▶ [Exercise instructions]:
Copy each line that contains the string "생쥐배에".

======== Given information ========

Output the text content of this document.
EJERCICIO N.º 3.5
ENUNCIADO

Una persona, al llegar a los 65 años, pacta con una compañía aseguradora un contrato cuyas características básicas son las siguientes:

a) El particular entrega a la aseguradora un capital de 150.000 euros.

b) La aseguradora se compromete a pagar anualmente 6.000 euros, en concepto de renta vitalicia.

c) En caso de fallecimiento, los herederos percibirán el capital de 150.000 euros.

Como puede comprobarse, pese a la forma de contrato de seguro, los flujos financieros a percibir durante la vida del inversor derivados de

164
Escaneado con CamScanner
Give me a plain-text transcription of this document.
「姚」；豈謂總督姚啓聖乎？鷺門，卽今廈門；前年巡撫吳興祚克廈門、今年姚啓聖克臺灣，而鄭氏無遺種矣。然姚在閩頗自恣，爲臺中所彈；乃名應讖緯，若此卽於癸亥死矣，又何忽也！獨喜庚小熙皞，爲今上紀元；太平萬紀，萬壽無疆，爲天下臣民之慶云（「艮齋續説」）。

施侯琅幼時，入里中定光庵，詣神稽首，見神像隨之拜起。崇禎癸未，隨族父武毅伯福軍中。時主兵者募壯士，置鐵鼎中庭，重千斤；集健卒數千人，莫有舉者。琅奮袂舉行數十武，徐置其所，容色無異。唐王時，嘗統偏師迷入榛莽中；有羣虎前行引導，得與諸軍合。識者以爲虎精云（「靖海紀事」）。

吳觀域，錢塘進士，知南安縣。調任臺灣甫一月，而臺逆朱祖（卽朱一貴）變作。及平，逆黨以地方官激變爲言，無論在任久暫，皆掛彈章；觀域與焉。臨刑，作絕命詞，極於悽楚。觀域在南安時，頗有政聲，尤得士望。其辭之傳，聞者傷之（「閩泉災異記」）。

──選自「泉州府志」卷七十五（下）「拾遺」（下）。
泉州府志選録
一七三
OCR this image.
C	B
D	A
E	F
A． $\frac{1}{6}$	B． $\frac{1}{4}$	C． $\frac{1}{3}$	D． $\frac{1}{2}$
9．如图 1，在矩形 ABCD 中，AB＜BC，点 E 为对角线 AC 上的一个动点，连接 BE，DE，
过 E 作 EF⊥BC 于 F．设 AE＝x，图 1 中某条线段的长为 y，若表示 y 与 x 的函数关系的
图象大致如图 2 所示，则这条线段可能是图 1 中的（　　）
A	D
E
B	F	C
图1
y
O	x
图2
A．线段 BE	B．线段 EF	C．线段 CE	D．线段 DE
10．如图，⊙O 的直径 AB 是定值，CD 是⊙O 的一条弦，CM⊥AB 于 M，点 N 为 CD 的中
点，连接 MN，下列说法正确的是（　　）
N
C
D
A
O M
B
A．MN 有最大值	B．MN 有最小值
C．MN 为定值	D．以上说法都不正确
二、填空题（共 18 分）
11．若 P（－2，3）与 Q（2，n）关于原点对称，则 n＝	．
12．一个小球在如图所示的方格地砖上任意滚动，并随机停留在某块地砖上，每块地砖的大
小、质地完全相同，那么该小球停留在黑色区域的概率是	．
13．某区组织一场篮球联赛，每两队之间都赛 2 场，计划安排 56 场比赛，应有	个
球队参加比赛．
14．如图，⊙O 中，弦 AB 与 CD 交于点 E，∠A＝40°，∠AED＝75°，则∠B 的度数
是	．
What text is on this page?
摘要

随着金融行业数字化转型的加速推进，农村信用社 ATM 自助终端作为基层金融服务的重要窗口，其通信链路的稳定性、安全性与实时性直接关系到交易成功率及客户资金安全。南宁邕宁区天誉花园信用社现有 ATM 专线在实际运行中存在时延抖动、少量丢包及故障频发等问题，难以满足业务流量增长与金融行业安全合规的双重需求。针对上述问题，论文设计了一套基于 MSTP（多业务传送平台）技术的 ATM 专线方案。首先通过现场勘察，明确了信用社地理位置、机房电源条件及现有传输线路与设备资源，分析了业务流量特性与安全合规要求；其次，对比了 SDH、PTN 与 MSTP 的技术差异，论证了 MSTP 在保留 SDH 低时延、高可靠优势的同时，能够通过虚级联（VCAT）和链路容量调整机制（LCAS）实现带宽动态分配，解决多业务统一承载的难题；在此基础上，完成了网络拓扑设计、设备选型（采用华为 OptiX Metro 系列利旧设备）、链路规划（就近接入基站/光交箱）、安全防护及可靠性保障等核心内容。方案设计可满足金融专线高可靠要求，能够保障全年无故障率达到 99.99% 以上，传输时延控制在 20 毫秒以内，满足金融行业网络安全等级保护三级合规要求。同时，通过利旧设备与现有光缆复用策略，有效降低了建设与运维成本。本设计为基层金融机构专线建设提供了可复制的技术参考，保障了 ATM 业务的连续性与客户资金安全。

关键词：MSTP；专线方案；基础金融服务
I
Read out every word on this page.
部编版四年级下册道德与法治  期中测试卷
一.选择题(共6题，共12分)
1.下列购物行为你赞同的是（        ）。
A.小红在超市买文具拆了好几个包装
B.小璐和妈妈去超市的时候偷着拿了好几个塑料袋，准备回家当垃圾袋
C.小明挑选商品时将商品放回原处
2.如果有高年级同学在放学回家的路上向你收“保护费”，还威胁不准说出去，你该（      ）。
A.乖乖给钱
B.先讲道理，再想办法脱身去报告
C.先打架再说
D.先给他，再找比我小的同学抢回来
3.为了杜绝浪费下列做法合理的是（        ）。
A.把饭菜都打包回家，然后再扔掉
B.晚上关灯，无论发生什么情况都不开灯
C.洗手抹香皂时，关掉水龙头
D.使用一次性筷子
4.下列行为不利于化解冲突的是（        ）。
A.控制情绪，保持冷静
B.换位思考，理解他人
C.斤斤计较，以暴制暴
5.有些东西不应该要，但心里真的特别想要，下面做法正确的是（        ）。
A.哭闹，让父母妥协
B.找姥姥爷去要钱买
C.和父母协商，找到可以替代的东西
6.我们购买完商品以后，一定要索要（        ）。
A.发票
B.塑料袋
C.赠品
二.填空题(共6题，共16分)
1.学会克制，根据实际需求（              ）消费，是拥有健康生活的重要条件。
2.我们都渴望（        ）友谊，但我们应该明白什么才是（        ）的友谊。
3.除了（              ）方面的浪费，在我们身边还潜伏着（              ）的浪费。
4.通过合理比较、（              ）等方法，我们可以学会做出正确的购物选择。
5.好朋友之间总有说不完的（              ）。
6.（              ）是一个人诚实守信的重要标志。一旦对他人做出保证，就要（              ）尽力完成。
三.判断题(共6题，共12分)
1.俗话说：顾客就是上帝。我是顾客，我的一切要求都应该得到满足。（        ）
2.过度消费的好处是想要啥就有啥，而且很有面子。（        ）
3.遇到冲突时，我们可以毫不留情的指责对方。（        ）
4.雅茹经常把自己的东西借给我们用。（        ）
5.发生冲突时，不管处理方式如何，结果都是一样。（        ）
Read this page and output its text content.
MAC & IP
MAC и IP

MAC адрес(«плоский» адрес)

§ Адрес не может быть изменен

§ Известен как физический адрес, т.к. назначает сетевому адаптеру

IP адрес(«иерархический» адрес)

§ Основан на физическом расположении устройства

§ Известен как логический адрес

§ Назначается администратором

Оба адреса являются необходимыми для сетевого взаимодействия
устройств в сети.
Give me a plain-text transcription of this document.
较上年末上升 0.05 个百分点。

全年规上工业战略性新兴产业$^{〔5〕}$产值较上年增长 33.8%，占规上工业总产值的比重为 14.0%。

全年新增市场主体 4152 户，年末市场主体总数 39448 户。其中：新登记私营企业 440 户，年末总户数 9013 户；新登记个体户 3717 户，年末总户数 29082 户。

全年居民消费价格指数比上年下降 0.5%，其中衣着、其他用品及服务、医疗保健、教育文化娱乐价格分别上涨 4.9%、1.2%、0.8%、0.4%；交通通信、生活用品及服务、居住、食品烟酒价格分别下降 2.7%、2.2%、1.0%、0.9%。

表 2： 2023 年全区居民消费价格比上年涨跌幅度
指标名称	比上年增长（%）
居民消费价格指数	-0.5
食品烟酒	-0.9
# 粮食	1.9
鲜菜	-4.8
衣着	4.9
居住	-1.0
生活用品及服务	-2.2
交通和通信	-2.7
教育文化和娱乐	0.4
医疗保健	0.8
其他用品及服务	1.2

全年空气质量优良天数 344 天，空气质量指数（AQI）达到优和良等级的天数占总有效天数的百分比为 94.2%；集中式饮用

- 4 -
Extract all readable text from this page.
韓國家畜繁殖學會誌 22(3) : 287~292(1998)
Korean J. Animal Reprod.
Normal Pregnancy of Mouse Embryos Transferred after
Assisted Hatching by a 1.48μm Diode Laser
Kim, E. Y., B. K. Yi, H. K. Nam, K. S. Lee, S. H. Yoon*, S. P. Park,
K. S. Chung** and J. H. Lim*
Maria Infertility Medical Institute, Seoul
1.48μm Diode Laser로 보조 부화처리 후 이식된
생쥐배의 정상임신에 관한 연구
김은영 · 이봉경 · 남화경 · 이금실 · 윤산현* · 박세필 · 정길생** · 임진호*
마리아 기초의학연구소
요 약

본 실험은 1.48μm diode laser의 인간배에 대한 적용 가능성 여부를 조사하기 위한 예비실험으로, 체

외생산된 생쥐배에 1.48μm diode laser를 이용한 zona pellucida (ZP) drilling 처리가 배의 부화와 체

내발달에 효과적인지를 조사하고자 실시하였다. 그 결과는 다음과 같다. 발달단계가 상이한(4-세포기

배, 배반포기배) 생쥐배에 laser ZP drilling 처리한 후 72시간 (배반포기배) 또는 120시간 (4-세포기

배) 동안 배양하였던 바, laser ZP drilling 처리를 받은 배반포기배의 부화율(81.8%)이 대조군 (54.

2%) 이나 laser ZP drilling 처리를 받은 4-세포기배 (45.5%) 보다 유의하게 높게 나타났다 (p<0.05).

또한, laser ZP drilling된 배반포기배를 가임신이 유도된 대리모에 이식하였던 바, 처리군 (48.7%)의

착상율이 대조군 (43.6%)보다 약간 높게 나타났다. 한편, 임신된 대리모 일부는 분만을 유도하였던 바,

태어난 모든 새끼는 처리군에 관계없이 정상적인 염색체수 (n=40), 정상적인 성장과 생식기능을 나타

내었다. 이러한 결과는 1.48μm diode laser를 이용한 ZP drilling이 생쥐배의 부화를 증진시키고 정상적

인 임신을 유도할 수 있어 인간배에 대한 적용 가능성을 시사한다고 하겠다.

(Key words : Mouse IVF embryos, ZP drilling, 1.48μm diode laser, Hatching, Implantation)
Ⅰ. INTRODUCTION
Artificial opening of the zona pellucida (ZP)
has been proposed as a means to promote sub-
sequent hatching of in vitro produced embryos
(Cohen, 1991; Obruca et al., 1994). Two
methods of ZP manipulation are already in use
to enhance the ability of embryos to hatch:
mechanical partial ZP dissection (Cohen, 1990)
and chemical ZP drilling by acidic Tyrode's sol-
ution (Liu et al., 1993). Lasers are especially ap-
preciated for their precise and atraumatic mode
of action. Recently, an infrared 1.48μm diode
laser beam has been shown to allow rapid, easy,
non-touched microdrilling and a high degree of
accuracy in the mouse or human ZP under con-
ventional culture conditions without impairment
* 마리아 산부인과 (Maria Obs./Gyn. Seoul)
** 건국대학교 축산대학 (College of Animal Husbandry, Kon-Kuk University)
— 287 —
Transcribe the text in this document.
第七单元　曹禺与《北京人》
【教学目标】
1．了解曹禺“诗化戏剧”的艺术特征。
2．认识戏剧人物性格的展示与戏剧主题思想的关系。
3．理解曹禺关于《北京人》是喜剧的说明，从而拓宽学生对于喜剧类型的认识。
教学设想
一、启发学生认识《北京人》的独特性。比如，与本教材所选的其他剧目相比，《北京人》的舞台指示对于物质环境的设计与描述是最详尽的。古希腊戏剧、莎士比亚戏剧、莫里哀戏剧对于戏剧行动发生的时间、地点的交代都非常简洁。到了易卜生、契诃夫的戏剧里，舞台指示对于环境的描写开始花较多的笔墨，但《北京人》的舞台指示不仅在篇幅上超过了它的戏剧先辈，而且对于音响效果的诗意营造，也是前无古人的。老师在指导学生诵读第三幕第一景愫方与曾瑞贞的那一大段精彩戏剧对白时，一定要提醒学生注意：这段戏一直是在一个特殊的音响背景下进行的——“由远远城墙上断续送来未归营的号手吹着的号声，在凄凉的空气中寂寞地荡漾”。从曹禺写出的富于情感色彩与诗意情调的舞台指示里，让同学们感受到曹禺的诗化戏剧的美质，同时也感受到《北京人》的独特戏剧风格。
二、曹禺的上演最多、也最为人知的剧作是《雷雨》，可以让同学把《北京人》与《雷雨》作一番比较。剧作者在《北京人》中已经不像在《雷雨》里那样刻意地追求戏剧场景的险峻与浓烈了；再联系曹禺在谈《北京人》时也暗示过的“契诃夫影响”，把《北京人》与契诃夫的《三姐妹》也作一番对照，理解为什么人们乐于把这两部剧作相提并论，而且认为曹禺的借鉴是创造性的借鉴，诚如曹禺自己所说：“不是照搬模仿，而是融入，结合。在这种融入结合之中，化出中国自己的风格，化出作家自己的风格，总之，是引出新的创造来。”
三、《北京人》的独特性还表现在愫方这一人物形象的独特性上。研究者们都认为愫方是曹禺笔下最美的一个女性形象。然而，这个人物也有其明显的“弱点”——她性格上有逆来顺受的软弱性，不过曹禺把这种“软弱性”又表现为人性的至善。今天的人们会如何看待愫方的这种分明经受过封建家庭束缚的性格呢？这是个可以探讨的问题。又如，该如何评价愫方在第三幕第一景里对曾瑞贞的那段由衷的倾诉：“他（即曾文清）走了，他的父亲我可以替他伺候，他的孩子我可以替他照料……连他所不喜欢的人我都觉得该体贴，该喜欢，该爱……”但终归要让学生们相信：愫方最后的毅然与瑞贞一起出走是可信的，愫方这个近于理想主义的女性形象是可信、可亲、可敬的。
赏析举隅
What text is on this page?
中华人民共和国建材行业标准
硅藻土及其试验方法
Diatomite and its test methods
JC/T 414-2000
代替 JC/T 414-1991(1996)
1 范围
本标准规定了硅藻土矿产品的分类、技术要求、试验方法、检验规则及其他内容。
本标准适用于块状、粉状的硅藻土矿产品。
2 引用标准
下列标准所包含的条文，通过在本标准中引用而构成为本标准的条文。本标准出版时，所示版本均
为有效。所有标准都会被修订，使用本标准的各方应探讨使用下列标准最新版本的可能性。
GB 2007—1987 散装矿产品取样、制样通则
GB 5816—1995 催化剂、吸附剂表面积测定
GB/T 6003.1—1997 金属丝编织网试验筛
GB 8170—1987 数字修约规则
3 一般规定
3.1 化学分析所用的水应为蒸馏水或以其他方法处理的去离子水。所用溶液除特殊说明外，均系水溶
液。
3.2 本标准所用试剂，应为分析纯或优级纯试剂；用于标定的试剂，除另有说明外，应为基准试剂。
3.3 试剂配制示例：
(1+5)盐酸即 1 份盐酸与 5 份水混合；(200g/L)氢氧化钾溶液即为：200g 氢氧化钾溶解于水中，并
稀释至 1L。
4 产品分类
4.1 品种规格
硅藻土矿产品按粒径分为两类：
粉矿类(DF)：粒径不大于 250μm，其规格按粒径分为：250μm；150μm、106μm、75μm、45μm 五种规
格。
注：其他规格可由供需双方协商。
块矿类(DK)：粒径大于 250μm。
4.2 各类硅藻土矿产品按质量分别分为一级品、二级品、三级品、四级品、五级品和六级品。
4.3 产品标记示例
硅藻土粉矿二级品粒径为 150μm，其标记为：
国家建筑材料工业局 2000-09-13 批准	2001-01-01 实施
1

========

▶ [Solution to this problem]:
외생산된 생쥐배에 1.48μm diode laser를 이용한 zona pellucida (ZP) drilling 처리가 배의 부화와 체
배, 배반포기배) 생쥐배에 laser ZP drilling 처리한 후 72시간 (배반포기배) 또는 120시간 (4-세포기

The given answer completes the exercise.